Work instructions: Copy out every line containing the word "name".

Records for processing:
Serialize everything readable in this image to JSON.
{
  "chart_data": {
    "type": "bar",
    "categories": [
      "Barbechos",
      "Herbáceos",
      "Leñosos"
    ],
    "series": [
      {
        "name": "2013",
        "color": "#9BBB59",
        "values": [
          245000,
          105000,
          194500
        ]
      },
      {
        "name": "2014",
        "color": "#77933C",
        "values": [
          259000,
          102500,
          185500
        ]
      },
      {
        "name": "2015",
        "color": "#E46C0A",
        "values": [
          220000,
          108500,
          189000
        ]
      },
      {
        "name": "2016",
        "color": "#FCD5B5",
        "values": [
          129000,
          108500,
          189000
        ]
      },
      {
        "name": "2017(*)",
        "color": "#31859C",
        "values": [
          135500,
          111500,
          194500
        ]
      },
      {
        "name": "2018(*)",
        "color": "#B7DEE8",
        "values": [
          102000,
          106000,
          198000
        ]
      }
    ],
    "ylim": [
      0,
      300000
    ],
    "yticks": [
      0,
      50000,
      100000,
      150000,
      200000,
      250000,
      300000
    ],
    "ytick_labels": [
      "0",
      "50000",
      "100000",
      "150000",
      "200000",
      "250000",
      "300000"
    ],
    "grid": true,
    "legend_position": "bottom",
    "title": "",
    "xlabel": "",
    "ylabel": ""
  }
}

Final result:
        "name": "2013",
        "name": "2014",
        "name": "2015",
        "name": "2016",
        "name": "2017(*)",
        "name": "2018(*)",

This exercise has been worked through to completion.